A run of records>
/---

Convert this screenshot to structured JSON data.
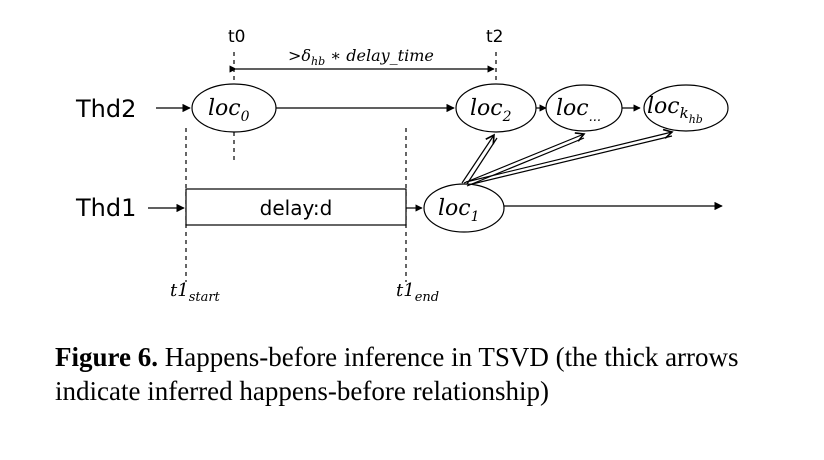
{
  "threads": {
    "thd2": "Thd2",
    "thd1": "Thd1"
  },
  "time_marks": {
    "t0": "t0",
    "t2": "t2",
    "t1_start_base": "t1",
    "t1_start_sub": "start",
    "t1_end_base": "t1",
    "t1_end_sub": "end"
  },
  "interval_label": {
    "gt": ">",
    "delta": "δ",
    "delta_sub": "hb",
    "op": " ∗ ",
    "var": "delay_time"
  },
  "nodes": {
    "loc0": {
      "base": "loc",
      "sub": "0"
    },
    "loc2": {
      "base": "loc",
      "sub": "2"
    },
    "loc_dots": {
      "base": "loc",
      "sub": "..."
    },
    "loc_khb": {
      "base": "loc",
      "sub": "k",
      "subsub": "hb"
    },
    "loc1": {
      "base": "loc",
      "sub": "1"
    }
  },
  "delay_box": {
    "label": "delay:d"
  },
  "caption": {
    "label": "Figure 6.",
    "text": " Happens-before inference in TSVD (the thick arrows indicate inferred happens-before relationship)"
  }
}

\---

EXERCISE DETAILS> All of the records above must be copied exactly, except for the pictures.

FULL OUTPUT>
Convert this screenshot to structured JSON data.
{
  "threads": {
    "thd2": "Thd2",
    "thd1": "Thd1"
  },
  "time_marks": {
    "t0": "t0",
    "t2": "t2",
    "t1_start_base": "t1",
    "t1_start_sub": "start",
    "t1_end_base": "t1",
    "t1_end_sub": "end"
  },
  "interval_label": {
    "gt": ">",
    "delta": "δ",
    "delta_sub": "hb",
    "op": " ∗ ",
    "var": "delay_time"
  },
  "nodes": {
    "loc0": {
      "base": "loc",
      "sub": "0"
    },
    "loc2": {
      "base": "loc",
      "sub": "2"
    },
    "loc_dots": {
      "base": "loc",
      "sub": "..."
    },
    "loc_khb": {
      "base": "loc",
      "sub": "k",
      "subsub": "hb"
    },
    "loc1": {
      "base": "loc",
      "sub": "1"
    }
  },
  "delay_box": {
    "label": "delay:d"
  },
  "caption": {
    "label": "Figure 6.",
    "text": " Happens-before inference in TSVD (the thick arrows indicate inferred happens-before relationship)"
  }
}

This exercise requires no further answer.